◆ Exercise input:

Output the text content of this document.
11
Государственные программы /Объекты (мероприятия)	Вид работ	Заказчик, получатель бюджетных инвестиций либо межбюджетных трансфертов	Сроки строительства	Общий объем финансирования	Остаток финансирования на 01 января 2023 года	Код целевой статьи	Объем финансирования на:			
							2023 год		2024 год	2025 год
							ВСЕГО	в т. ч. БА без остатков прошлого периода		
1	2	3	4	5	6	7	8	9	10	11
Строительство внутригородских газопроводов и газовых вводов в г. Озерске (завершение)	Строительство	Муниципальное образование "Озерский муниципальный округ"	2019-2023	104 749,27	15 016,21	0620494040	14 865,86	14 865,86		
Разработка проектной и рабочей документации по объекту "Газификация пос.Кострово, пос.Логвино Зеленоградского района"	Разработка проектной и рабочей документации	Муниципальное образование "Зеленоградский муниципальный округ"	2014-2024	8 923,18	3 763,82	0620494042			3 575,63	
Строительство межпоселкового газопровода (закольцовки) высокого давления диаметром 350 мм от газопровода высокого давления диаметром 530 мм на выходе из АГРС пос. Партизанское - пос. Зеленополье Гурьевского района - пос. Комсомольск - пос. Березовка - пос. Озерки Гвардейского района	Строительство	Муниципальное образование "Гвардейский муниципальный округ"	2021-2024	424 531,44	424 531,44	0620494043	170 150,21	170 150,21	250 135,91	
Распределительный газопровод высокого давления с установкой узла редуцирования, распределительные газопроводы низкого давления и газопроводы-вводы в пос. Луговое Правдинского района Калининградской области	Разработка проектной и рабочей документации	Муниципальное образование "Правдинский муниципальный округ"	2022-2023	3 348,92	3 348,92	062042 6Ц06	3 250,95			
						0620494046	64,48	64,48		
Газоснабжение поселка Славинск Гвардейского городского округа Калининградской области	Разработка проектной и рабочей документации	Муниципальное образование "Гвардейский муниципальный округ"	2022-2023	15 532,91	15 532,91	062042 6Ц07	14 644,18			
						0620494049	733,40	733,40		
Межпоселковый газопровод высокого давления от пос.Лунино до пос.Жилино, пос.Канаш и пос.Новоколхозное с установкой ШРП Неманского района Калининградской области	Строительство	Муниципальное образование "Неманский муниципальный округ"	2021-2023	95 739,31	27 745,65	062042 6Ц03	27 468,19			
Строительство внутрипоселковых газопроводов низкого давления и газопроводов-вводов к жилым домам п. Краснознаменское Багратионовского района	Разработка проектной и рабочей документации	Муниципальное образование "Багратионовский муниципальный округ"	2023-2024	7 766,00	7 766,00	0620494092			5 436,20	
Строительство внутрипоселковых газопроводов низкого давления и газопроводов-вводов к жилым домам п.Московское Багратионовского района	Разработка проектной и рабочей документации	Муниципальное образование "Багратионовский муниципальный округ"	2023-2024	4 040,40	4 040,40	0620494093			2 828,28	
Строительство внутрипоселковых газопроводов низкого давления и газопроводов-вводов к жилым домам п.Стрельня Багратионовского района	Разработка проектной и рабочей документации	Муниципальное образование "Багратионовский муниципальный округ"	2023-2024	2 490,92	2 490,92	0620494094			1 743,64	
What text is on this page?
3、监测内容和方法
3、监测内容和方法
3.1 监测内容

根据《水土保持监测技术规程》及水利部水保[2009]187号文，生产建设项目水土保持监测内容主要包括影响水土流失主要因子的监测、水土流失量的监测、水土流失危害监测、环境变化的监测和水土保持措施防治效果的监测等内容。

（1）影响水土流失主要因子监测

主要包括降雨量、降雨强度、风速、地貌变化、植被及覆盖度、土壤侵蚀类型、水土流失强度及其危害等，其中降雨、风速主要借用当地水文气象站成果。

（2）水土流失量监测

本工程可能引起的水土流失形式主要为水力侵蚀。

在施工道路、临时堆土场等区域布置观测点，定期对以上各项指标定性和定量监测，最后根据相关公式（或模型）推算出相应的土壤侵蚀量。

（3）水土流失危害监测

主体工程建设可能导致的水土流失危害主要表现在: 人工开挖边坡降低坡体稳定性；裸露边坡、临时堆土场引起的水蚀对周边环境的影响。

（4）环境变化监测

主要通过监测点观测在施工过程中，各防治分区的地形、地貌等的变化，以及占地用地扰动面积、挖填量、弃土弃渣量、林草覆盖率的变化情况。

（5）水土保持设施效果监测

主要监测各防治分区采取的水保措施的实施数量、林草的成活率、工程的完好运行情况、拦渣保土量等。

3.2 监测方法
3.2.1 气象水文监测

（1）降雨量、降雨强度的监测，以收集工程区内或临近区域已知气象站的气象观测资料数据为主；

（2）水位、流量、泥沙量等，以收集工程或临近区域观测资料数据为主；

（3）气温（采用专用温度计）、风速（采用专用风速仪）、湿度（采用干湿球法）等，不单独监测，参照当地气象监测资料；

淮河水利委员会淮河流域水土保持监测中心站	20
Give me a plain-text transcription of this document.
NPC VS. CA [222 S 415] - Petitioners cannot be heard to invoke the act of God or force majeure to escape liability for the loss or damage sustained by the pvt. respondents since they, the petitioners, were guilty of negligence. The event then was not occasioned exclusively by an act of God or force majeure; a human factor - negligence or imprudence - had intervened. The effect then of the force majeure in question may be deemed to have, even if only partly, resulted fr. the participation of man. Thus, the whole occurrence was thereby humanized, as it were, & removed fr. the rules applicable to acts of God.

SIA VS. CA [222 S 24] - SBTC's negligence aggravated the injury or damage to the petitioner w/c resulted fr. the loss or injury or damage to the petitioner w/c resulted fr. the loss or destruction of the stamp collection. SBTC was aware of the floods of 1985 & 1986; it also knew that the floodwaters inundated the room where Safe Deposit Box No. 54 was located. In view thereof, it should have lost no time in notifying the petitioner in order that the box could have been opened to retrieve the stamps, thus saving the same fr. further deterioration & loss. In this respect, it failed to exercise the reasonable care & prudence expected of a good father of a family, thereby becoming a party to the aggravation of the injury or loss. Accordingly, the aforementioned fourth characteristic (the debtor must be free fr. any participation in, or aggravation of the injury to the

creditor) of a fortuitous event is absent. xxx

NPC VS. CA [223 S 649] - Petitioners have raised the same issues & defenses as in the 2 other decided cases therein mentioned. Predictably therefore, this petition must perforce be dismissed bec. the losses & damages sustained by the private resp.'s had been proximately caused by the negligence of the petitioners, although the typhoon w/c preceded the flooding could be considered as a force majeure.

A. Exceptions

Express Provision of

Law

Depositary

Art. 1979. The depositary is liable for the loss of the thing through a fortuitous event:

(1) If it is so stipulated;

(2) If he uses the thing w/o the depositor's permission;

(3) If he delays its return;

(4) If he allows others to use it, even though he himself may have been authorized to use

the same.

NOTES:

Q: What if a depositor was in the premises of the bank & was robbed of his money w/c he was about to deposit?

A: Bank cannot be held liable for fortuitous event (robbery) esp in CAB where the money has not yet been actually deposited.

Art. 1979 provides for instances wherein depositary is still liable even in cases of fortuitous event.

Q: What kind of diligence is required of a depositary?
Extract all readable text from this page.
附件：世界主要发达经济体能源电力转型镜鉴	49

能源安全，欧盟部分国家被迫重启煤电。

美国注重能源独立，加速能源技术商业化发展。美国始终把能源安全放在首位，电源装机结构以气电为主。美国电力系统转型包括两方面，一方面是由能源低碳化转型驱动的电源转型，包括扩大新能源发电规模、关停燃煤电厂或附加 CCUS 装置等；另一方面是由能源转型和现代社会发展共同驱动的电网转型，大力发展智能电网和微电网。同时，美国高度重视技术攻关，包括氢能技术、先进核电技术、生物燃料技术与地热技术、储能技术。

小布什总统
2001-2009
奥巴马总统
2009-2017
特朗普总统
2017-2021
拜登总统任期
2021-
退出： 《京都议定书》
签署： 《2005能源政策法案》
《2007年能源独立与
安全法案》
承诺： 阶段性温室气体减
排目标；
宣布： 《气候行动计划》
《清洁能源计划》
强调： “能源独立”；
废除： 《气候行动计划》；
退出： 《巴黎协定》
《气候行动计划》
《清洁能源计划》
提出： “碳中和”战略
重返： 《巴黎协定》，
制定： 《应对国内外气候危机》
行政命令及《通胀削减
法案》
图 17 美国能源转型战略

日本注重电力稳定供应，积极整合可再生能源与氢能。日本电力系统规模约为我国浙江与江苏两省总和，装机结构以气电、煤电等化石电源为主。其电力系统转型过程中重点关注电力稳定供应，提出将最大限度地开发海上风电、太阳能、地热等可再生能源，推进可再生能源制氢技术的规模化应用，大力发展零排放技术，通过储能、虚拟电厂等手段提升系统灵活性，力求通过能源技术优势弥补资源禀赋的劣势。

◆ Job:
Make a copy of each line that contains the string "money".

◆ Reply:
Q: What if a depositor was in the premises of the bank & was robbed of his money w/c he was about to deposit?
A: Bank cannot be held liable for fortuitous event (robbery) esp in CAB where the money has not yet been actually deposited.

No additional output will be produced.